_Entries_
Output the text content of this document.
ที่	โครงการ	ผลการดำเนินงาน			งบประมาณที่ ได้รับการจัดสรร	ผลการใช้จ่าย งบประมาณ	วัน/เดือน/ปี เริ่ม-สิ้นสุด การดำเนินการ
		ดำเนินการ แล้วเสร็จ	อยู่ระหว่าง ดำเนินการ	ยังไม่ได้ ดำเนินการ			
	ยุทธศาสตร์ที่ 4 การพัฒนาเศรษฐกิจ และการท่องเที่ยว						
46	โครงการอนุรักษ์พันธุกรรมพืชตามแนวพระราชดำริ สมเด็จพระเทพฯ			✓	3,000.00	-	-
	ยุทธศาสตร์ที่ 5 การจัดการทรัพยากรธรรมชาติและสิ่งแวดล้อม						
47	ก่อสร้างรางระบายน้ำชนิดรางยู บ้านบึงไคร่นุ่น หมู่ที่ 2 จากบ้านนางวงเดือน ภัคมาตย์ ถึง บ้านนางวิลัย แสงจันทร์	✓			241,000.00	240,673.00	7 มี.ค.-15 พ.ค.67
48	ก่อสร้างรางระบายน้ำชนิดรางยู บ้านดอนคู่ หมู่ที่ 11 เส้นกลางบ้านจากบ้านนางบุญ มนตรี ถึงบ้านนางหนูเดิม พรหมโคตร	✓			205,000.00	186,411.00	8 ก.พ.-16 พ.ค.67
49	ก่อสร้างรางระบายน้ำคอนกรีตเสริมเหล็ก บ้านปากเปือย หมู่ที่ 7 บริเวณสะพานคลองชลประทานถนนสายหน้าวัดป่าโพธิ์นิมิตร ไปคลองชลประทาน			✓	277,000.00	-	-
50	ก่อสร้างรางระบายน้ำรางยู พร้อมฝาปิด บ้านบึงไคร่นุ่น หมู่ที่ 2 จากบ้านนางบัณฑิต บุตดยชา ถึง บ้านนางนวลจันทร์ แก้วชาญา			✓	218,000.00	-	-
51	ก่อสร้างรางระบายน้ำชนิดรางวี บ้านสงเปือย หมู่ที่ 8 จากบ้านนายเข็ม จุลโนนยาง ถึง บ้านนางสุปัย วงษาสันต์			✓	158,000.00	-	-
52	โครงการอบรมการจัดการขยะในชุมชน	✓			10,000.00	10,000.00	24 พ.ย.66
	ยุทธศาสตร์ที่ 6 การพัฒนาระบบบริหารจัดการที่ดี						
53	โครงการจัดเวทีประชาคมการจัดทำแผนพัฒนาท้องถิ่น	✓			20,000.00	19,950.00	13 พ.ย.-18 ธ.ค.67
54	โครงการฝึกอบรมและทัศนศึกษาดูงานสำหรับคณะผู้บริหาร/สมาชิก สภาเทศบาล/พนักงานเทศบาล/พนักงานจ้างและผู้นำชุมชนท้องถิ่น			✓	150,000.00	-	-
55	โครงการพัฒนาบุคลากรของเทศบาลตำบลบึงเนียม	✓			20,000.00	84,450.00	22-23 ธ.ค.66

_What is asked_
Emit the full listing verbatim.

_Output of the exercise_
Output the text content of this document.
ที่	โครงการ	ผลการดำเนินงาน			งบประมาณที่ ได้รับการจัดสรร	ผลการใช้จ่าย งบประมาณ	วัน/เดือน/ปี เริ่ม-สิ้นสุด การดำเนินการ
		ดำเนินการ แล้วเสร็จ	อยู่ระหว่าง ดำเนินการ	ยังไม่ได้ ดำเนินการ			
	ยุทธศาสตร์ที่ 4 การพัฒนาเศรษฐกิจ และการท่องเที่ยว						
46	โครงการอนุรักษ์พันธุกรรมพืชตามแนวพระราชดำริ สมเด็จพระเทพฯ			✓	3,000.00	-	-
	ยุทธศาสตร์ที่ 5 การจัดการทรัพยากรธรรมชาติและสิ่งแวดล้อม						
47	ก่อสร้างรางระบายน้ำชนิดรางยู บ้านบึงไคร่นุ่น หมู่ที่ 2 จากบ้านนางวงเดือน ภัคมาตย์ ถึง บ้านนางวิลัย แสงจันทร์	✓			241,000.00	240,673.00	7 มี.ค.-15 พ.ค.67
48	ก่อสร้างรางระบายน้ำชนิดรางยู บ้านดอนคู่ หมู่ที่ 11 เส้นกลางบ้านจากบ้านนางบุญ มนตรี ถึงบ้านนางหนูเดิม พรหมโคตร	✓			205,000.00	186,411.00	8 ก.พ.-16 พ.ค.67
49	ก่อสร้างรางระบายน้ำคอนกรีตเสริมเหล็ก บ้านปากเปือย หมู่ที่ 7 บริเวณสะพานคลองชลประทานถนนสายหน้าวัดป่าโพธิ์นิมิตร ไปคลองชลประทาน			✓	277,000.00	-	-
50	ก่อสร้างรางระบายน้ำรางยู พร้อมฝาปิด บ้านบึงไคร่นุ่น หมู่ที่ 2 จากบ้านนางบัณฑิต บุตดยชา ถึง บ้านนางนวลจันทร์ แก้วชาญา			✓	218,000.00	-	-
51	ก่อสร้างรางระบายน้ำชนิดรางวี บ้านสงเปือย หมู่ที่ 8 จากบ้านนายเข็ม จุลโนนยาง ถึง บ้านนางสุปัย วงษาสันต์			✓	158,000.00	-	-
52	โครงการอบรมการจัดการขยะในชุมชน	✓			10,000.00	10,000.00	24 พ.ย.66
	ยุทธศาสตร์ที่ 6 การพัฒนาระบบบริหารจัดการที่ดี						
53	โครงการจัดเวทีประชาคมการจัดทำแผนพัฒนาท้องถิ่น	✓			20,000.00	19,950.00	13 พ.ย.-18 ธ.ค.67
54	โครงการฝึกอบรมและทัศนศึกษาดูงานสำหรับคณะผู้บริหาร/สมาชิก สภาเทศบาล/พนักงานเทศบาล/พนักงานจ้างและผู้นำชุมชนท้องถิ่น			✓	150,000.00	-	-
55	โครงการพัฒนาบุคลากรของเทศบาลตำบลบึงเนียม	✓			20,000.00	84,450.00	22-23 ธ.ค.66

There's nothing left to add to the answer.